**** Dataset rows ****
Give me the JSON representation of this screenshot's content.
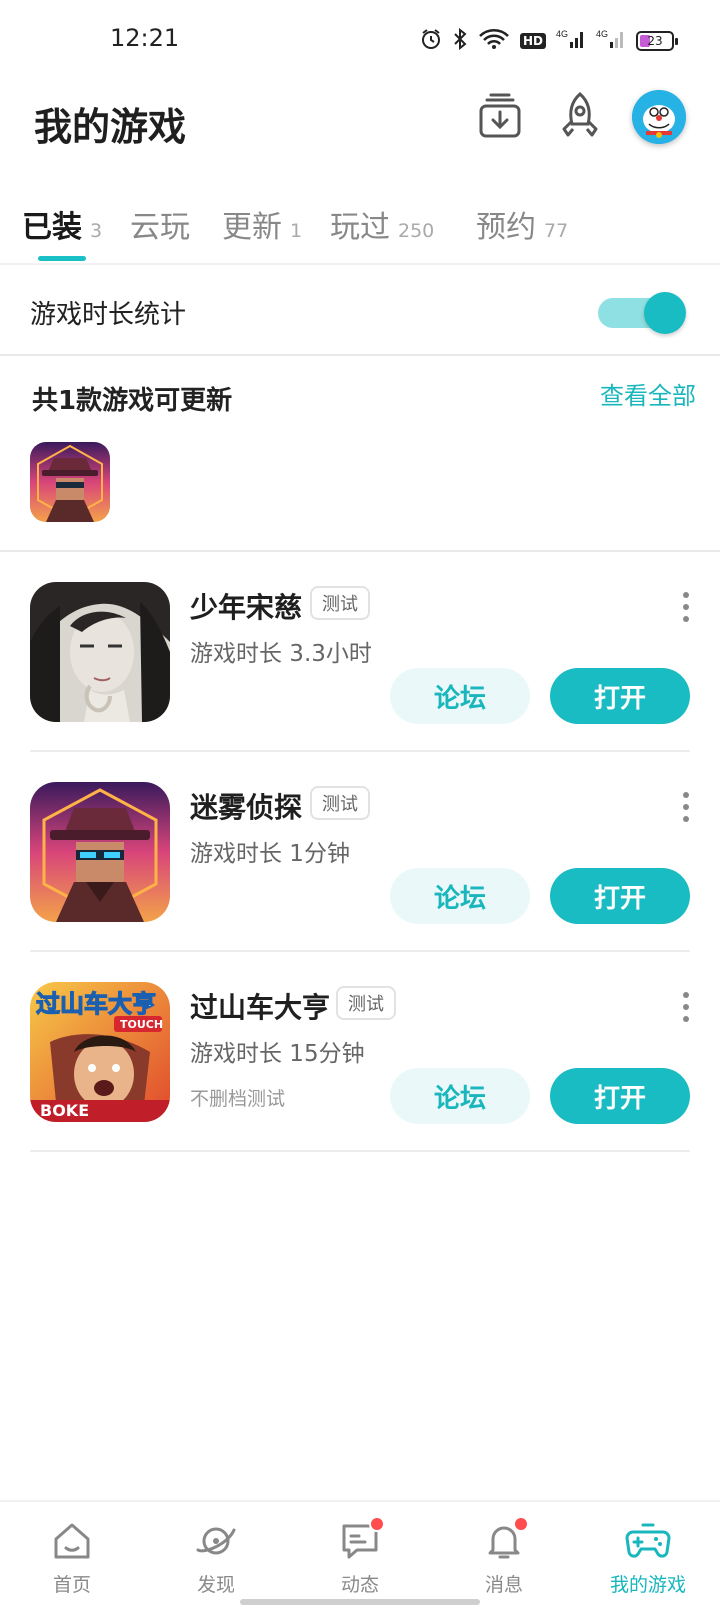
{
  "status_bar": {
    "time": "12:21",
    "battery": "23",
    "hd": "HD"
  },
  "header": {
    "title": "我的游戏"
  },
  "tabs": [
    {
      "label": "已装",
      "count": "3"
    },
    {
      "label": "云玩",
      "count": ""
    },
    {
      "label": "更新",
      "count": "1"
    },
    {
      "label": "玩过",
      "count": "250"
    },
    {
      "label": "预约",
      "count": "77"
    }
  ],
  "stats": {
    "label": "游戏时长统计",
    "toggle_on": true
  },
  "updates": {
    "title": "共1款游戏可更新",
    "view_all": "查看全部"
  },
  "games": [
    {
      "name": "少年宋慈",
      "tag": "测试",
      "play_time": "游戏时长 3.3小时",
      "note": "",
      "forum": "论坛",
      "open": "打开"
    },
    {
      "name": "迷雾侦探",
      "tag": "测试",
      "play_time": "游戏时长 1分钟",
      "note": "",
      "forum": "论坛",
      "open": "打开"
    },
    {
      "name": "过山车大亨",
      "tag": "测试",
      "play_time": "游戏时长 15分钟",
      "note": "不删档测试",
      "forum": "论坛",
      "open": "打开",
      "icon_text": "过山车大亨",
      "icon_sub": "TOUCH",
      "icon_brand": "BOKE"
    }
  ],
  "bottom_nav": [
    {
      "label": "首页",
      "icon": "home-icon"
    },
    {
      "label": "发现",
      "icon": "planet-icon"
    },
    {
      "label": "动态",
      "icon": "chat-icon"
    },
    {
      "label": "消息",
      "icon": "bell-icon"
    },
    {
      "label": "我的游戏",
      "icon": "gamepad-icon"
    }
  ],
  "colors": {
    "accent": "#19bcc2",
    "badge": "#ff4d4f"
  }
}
****
- _Brief_
Restate the data above exactly, stripping out each image.

- _Complete response_
Give me the JSON representation of this screenshot's content.
{
  "status_bar": {
    "time": "12:21",
    "battery": "23",
    "hd": "HD"
  },
  "header": {
    "title": "我的游戏"
  },
  "tabs": [
    {
      "label": "已装",
      "count": "3"
    },
    {
      "label": "云玩",
      "count": ""
    },
    {
      "label": "更新",
      "count": "1"
    },
    {
      "label": "玩过",
      "count": "250"
    },
    {
      "label": "预约",
      "count": "77"
    }
  ],
  "stats": {
    "label": "游戏时长统计",
    "toggle_on": true
  },
  "updates": {
    "title": "共1款游戏可更新",
    "view_all": "查看全部"
  },
  "games": [
    {
      "name": "少年宋慈",
      "tag": "测试",
      "play_time": "游戏时长 3.3小时",
      "note": "",
      "forum": "论坛",
      "open": "打开"
    },
    {
      "name": "迷雾侦探",
      "tag": "测试",
      "play_time": "游戏时长 1分钟",
      "note": "",
      "forum": "论坛",
      "open": "打开"
    },
    {
      "name": "过山车大亨",
      "tag": "测试",
      "play_time": "游戏时长 15分钟",
      "note": "不删档测试",
      "forum": "论坛",
      "open": "打开",
      "icon_text": "过山车大亨",
      "icon_sub": "TOUCH",
      "icon_brand": "BOKE"
    }
  ],
  "bottom_nav": [
    {
      "label": "首页",
      "icon": "home-icon"
    },
    {
      "label": "发现",
      "icon": "planet-icon"
    },
    {
      "label": "动态",
      "icon": "chat-icon"
    },
    {
      "label": "消息",
      "icon": "bell-icon"
    },
    {
      "label": "我的游戏",
      "icon": "gamepad-icon"
    }
  ],
  "colors": {
    "accent": "#19bcc2",
    "badge": "#ff4d4f"
  }
}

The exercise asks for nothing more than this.